* _Task prompt_
Repeat each record exactly. Any picture gets left out.
--- begin Records to process ---
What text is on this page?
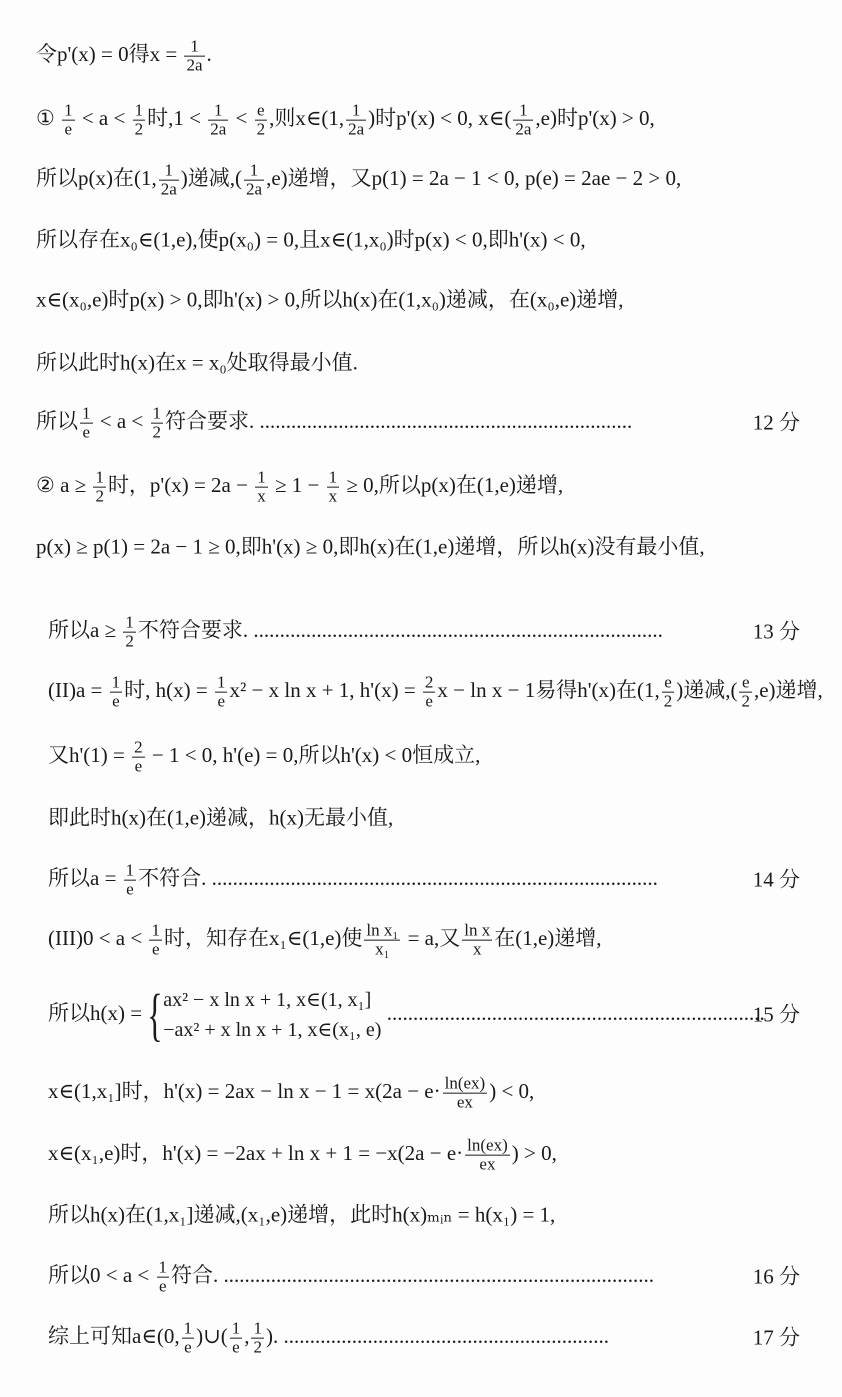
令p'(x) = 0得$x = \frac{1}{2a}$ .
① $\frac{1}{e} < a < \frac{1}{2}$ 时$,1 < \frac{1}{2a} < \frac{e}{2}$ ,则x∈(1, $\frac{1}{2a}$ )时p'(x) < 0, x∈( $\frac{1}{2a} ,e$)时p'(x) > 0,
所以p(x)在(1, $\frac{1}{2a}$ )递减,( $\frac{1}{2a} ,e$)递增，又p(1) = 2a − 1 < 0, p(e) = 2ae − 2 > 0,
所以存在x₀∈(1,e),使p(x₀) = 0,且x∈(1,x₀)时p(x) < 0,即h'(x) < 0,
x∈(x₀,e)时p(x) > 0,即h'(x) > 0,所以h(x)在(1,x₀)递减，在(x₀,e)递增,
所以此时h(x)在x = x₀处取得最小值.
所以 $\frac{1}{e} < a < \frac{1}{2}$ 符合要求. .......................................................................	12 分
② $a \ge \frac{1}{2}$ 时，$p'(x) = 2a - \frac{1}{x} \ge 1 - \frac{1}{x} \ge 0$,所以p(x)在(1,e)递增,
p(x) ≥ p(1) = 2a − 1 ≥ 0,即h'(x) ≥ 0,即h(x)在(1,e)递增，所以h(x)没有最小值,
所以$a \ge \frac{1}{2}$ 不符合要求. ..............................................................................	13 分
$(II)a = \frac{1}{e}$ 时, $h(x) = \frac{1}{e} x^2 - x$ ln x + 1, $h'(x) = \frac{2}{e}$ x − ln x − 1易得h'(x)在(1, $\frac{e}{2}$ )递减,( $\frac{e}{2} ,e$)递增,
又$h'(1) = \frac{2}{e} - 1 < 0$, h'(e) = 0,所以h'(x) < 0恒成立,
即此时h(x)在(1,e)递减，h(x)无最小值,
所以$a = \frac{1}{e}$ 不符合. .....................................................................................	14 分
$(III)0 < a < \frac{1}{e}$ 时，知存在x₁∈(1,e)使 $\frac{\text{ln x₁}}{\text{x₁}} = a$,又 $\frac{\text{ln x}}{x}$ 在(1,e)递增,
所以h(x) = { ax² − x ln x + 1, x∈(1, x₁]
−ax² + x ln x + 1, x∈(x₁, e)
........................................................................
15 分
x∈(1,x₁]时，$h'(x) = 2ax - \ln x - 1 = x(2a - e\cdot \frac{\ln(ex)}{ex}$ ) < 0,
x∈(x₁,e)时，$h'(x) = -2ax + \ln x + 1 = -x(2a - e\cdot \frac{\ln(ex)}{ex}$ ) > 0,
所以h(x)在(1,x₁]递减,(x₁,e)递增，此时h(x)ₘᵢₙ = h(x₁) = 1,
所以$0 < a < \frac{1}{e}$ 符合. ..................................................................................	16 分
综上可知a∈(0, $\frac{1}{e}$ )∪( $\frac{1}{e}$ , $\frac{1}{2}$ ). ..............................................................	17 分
--- end Records to process ---
* _Expected output_
What text is on this page?
令p'(x) = 0得$x = \frac{1}{2a}$ .
① $\frac{1}{e} < a < \frac{1}{2}$ 时$,1 < \frac{1}{2a} < \frac{e}{2}$ ,则x∈(1, $\frac{1}{2a}$ )时p'(x) < 0, x∈( $\frac{1}{2a} ,e$)时p'(x) > 0,
所以p(x)在(1, $\frac{1}{2a}$ )递减,( $\frac{1}{2a} ,e$)递增，又p(1) = 2a − 1 < 0, p(e) = 2ae − 2 > 0,
所以存在x₀∈(1,e),使p(x₀) = 0,且x∈(1,x₀)时p(x) < 0,即h'(x) < 0,
x∈(x₀,e)时p(x) > 0,即h'(x) > 0,所以h(x)在(1,x₀)递减，在(x₀,e)递增,
所以此时h(x)在x = x₀处取得最小值.
所以 $\frac{1}{e} < a < \frac{1}{2}$ 符合要求. .......................................................................	12 分
② $a \ge \frac{1}{2}$ 时，$p'(x) = 2a - \frac{1}{x} \ge 1 - \frac{1}{x} \ge 0$,所以p(x)在(1,e)递增,
p(x) ≥ p(1) = 2a − 1 ≥ 0,即h'(x) ≥ 0,即h(x)在(1,e)递增，所以h(x)没有最小值,
所以$a \ge \frac{1}{2}$ 不符合要求. ..............................................................................	13 分
$(II)a = \frac{1}{e}$ 时, $h(x) = \frac{1}{e} x^2 - x$ ln x + 1, $h'(x) = \frac{2}{e}$ x − ln x − 1易得h'(x)在(1, $\frac{e}{2}$ )递减,( $\frac{e}{2} ,e$)递增,
又$h'(1) = \frac{2}{e} - 1 < 0$, h'(e) = 0,所以h'(x) < 0恒成立,
即此时h(x)在(1,e)递减，h(x)无最小值,
所以$a = \frac{1}{e}$ 不符合. .....................................................................................	14 分
$(III)0 < a < \frac{1}{e}$ 时，知存在x₁∈(1,e)使 $\frac{\text{ln x₁}}{\text{x₁}} = a$,又 $\frac{\text{ln x}}{x}$ 在(1,e)递增,
所以h(x) = { ax² − x ln x + 1, x∈(1, x₁]
−ax² + x ln x + 1, x∈(x₁, e)
........................................................................
15 分
x∈(1,x₁]时，$h'(x) = 2ax - \ln x - 1 = x(2a - e\cdot \frac{\ln(ex)}{ex}$ ) < 0,
x∈(x₁,e)时，$h'(x) = -2ax + \ln x + 1 = -x(2a - e\cdot \frac{\ln(ex)}{ex}$ ) > 0,
所以h(x)在(1,x₁]递减,(x₁,e)递增，此时h(x)ₘᵢₙ = h(x₁) = 1,
所以$0 < a < \frac{1}{e}$ 符合. ..................................................................................	16 分
综上可知a∈(0, $\frac{1}{e}$ )∪( $\frac{1}{e}$ , $\frac{1}{2}$ ). ..............................................................	17 分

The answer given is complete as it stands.